PROBLEM TO WORK ON:
Could you give the data below again, exactly and completely?

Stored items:
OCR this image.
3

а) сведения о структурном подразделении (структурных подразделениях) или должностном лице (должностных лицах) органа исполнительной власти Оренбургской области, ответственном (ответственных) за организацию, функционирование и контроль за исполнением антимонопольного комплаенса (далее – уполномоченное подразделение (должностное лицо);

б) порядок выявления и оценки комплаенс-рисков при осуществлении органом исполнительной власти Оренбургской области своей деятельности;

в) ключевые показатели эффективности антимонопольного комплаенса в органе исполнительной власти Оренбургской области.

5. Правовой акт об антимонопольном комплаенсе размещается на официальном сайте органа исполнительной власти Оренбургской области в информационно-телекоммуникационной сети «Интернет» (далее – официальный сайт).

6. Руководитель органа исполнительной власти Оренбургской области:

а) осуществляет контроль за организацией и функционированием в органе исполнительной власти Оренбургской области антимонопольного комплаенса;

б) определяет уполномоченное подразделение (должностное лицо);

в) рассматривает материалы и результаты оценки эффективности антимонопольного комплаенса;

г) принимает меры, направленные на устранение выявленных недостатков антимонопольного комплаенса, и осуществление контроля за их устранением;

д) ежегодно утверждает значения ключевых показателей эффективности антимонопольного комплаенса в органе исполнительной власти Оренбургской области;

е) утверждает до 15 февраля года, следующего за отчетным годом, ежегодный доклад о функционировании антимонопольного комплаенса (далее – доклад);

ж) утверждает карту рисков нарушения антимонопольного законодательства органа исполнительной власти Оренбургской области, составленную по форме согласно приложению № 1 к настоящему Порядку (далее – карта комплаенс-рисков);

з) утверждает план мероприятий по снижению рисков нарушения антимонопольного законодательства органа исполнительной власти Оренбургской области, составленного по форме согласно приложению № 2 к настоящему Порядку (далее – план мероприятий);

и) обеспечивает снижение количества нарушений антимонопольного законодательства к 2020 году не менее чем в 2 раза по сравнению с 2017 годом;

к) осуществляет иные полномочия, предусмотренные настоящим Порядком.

THE ANSWER:
OCR this image.
3

а) сведения о структурном подразделении (структурных подразделениях) или должностном лице (должностных лицах) органа исполнительной власти Оренбургской области, ответственном (ответственных) за организацию, функционирование и контроль за исполнением антимонопольного комплаенса (далее – уполномоченное подразделение (должностное лицо);

б) порядок выявления и оценки комплаенс-рисков при осуществлении органом исполнительной власти Оренбургской области своей деятельности;

в) ключевые показатели эффективности антимонопольного комплаенса в органе исполнительной власти Оренбургской области.

5. Правовой акт об антимонопольном комплаенсе размещается на официальном сайте органа исполнительной власти Оренбургской области в информационно-телекоммуникационной сети «Интернет» (далее – официальный сайт).

6. Руководитель органа исполнительной власти Оренбургской области:

а) осуществляет контроль за организацией и функционированием в органе исполнительной власти Оренбургской области антимонопольного комплаенса;

б) определяет уполномоченное подразделение (должностное лицо);

в) рассматривает материалы и результаты оценки эффективности антимонопольного комплаенса;

г) принимает меры, направленные на устранение выявленных недостатков антимонопольного комплаенса, и осуществление контроля за их устранением;

д) ежегодно утверждает значения ключевых показателей эффективности антимонопольного комплаенса в органе исполнительной власти Оренбургской области;

е) утверждает до 15 февраля года, следующего за отчетным годом, ежегодный доклад о функционировании антимонопольного комплаенса (далее – доклад);

ж) утверждает карту рисков нарушения антимонопольного законодательства органа исполнительной власти Оренбургской области, составленную по форме согласно приложению № 1 к настоящему Порядку (далее – карта комплаенс-рисков);

з) утверждает план мероприятий по снижению рисков нарушения антимонопольного законодательства органа исполнительной власти Оренбургской области, составленного по форме согласно приложению № 2 к настоящему Порядку (далее – план мероприятий);

и) обеспечивает снижение количества нарушений антимонопольного законодательства к 2020 году не менее чем в 2 раза по сравнению с 2017 годом;

к) осуществляет иные полномочия, предусмотренные настоящим Порядком.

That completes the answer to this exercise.